CHALLENGE
Do not copy the pictures; transcribe all other material exactly.

## begin MATERIAL

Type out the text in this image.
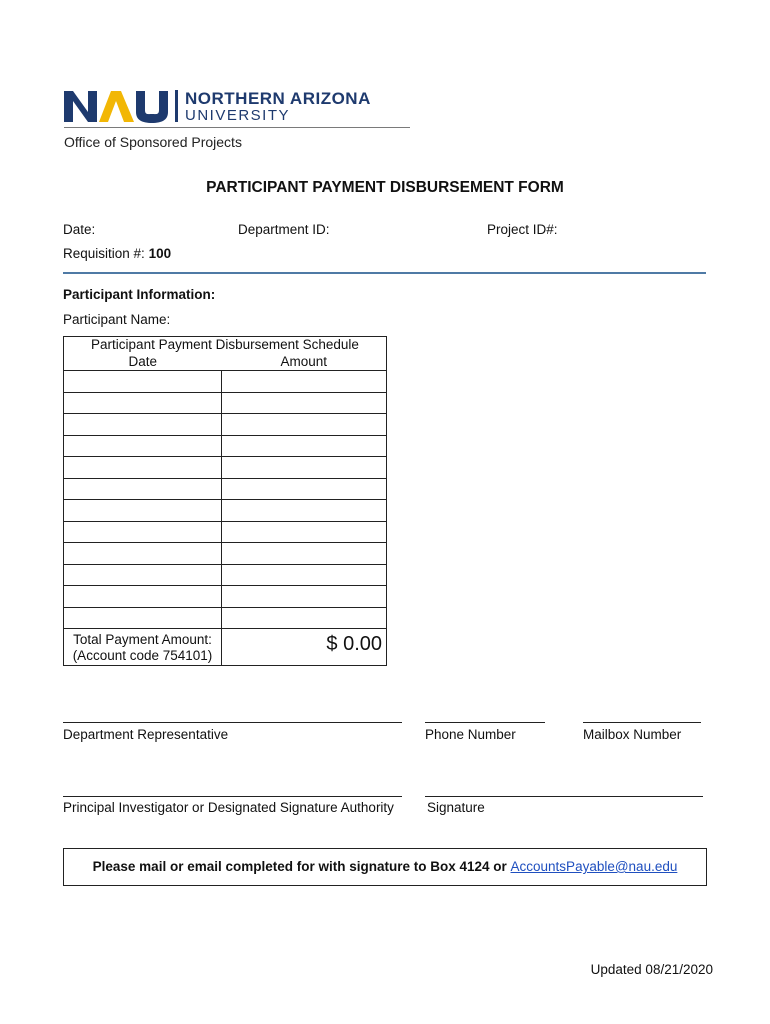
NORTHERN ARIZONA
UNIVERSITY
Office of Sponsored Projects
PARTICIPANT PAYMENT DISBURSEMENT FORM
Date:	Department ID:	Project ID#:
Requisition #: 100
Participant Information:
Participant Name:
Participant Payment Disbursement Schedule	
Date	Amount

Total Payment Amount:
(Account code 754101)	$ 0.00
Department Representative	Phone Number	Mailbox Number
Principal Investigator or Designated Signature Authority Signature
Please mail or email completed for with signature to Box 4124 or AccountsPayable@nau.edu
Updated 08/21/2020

## end MATERIAL

FINAL ANSWER
Type out the text in this image.
NORTHERN ARIZONA
UNIVERSITY
Office of Sponsored Projects
PARTICIPANT PAYMENT DISBURSEMENT FORM
Date:	Department ID:	Project ID#:
Requisition #: 100
Participant Information:
Participant Name:
Participant Payment Disbursement Schedule	
Date	Amount

Total Payment Amount:
(Account code 754101)	$ 0.00
Department Representative	Phone Number	Mailbox Number
Principal Investigator or Designated Signature Authority Signature
Please mail or email completed for with signature to Box 4124 or AccountsPayable@nau.edu
Updated 08/21/2020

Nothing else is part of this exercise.